Directive
Quote the football game account word for word. Begin at the words "Auburn was given" and stop after "suddenly behind 28-7.".

Extract provided

******************************

But in the first half, the Tigers went cannonballing along. Jackson blasted through the left side on Auburn's first possession and went 55 yards for a touchdown, and James, his fingers heavily taped, darted 17 yards for another score late in the second quarter. Meanwhile, the Tigers' highly regarded defensive line was holding Williams and Anderson to a total of only six yards on five carries. At halftime, Auburn led 21-7 on the scoreboard; the Gators led five (for 39 yards) to one (five yards) in penalties.
Midway through the third quarter came The Play. After a first-and-goal snap at the Auburn eight, Anderson cut a path over left tackle toward what seemed a sure Gator TD. But at some point between the one-yard line and the goal—or so officials ruled—Tiger Cornerback Jimmie Warren jarred the ball loose from behind, sending it bouncing out of the end zone. No touchdown. Loss of possession. Pell was apoplectic in protest.
Auburn was given the ball on its own 20. Not surprisingly, the Tigers turned to Jackson, who finished the day with 196 yards on 16 carries. Such is Jackson's athleticism that he has hit 500-foot home runs, which drew a $100,000 contract offer from the Yankees, and qualified for the NCAA track and field indoor championships by running a 6.18 60-yard dash. Now he shot through a hole in the left side, cut right and sped 80 yards for a TD. Instead of trailing 21-14, Florida was suddenly behind 28-7.

******************************

Rows
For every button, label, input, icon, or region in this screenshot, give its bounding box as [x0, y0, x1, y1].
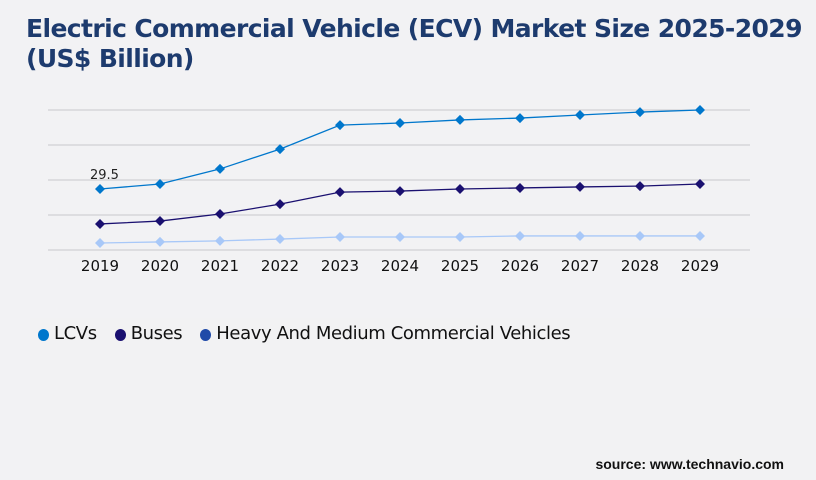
legend-panel	[30, 318, 810, 480]
data-point	[515, 113, 525, 124]
data-point	[95, 218, 105, 229]
data-point	[635, 230, 645, 241]
x-tick-label: 2019	[81, 257, 119, 275]
x-tick-label: 2027	[561, 257, 599, 275]
data-point	[695, 179, 705, 190]
data-point	[575, 109, 585, 120]
data-point	[335, 231, 345, 242]
x-tick-label: 2022	[261, 257, 299, 275]
chart-title: Electric Commercial Vehicle (ECV) Market…	[26, 14, 802, 73]
data-point	[335, 120, 345, 131]
data-point	[335, 187, 345, 198]
data-point	[515, 230, 525, 241]
legend-marker-icon	[38, 329, 49, 341]
legend-label: LCVs	[54, 323, 97, 344]
legend-item: Heavy And Medium Commercial Vehicles	[200, 323, 571, 344]
data-point	[395, 231, 405, 242]
data-label: 29.5	[90, 168, 119, 183]
data-point	[695, 230, 705, 241]
data-point	[575, 181, 585, 192]
data-point	[455, 231, 465, 242]
data-point	[635, 181, 645, 192]
data-point	[395, 118, 405, 129]
data-point	[395, 186, 405, 197]
data-point	[155, 236, 165, 247]
data-point	[215, 235, 225, 246]
data-point	[455, 183, 465, 194]
x-tick-label: 2024	[381, 257, 419, 275]
x-tick-label: 2025	[441, 257, 479, 275]
data-point	[95, 237, 105, 248]
data-point	[215, 209, 225, 220]
legend-label: Buses	[130, 323, 183, 344]
legend-marker-icon	[200, 329, 212, 341]
data-point	[155, 216, 165, 227]
x-tick-label: 2026	[501, 257, 539, 275]
line-chart: 2019 2020 2021 2022 2023 2024 2025 2026 2027 2028…	[48, 105, 750, 275]
legend-marker-icon	[114, 329, 126, 341]
data-point	[215, 163, 225, 174]
data-point	[275, 144, 285, 155]
data-point	[455, 114, 465, 125]
x-tick-label: 2028	[621, 257, 659, 275]
legend: LCVs Buses Heavy And Medium Commercial Veh…	[38, 323, 588, 344]
legend-item: LCVs	[38, 323, 97, 344]
x-tick-label: 2029	[681, 257, 719, 275]
x-tick-label: 2021	[201, 257, 239, 275]
data-point	[635, 107, 645, 118]
legend-label: Heavy And Medium Commercial Vehicles	[216, 323, 571, 344]
legend-item: Buses	[114, 323, 183, 344]
data-point	[95, 183, 105, 194]
data-point	[515, 182, 525, 193]
source-text: source: www.technavio.com	[595, 456, 784, 472]
data-point	[575, 230, 585, 241]
data-point	[695, 105, 705, 115]
x-tick-label: 2023	[321, 257, 359, 275]
data-point	[275, 234, 285, 245]
x-tick-label: 2020	[141, 257, 179, 275]
data-point	[155, 179, 165, 190]
data-point	[275, 199, 285, 210]
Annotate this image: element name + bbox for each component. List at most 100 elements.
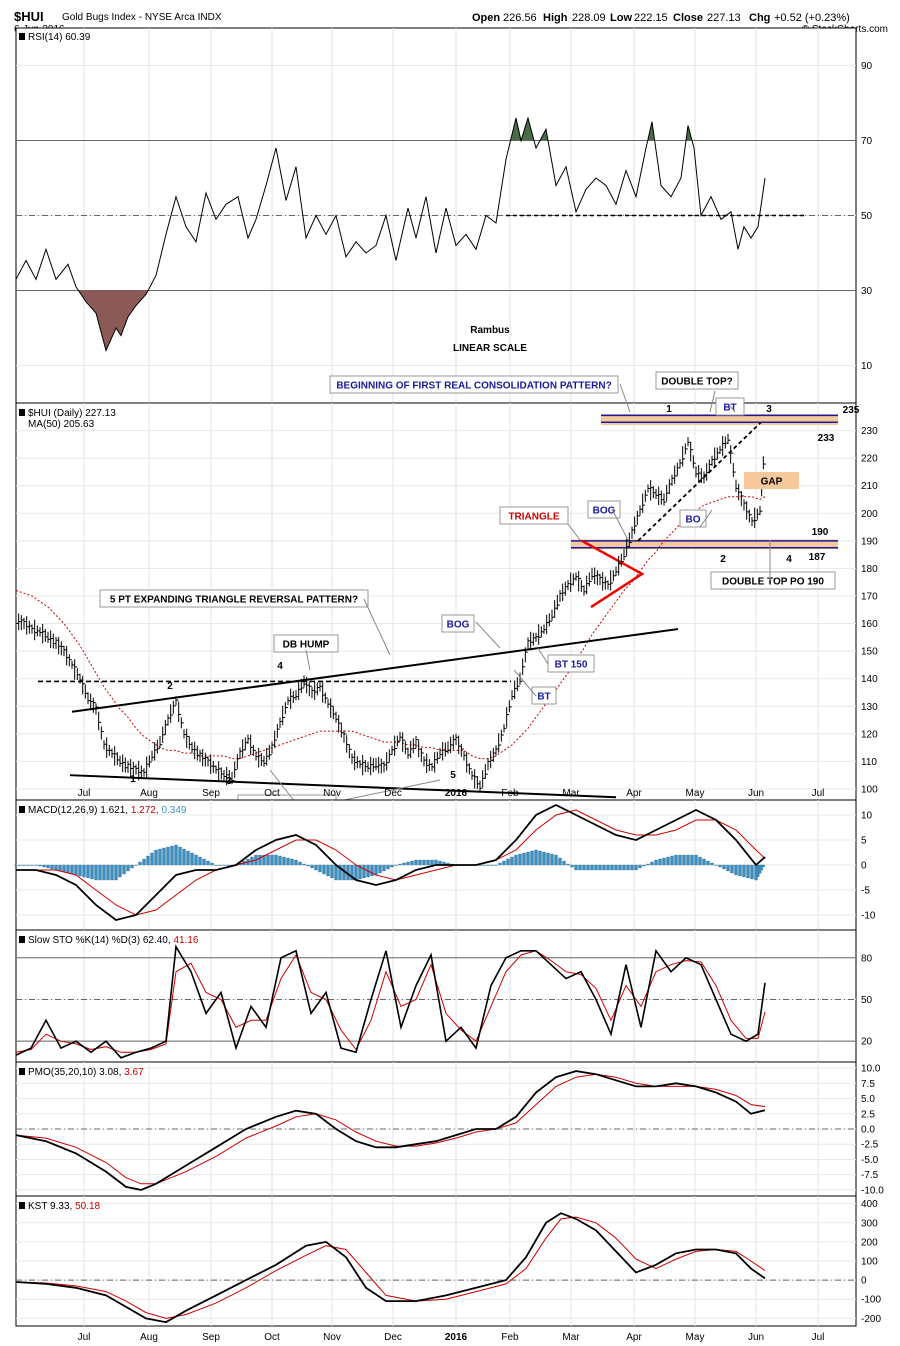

******************************

Exercise response
Auburn was given the ball on its own 20. Not surprisingly, the Tigers turned to Jackson, who finished the day with 196 yards on 16 carries. Such is Jackson's athleticism that he has hit 500-foot home runs, which drew a $100,000 contract offer from the Yankees, and qualified for the NCAA track and field indoor championships by running a 6.18 60-yard dash. Now he shot through a hole in the left side, cut right and sped 80 yards for a TD. Instead of trailing 21-14, Florida was suddenly behind 28-7.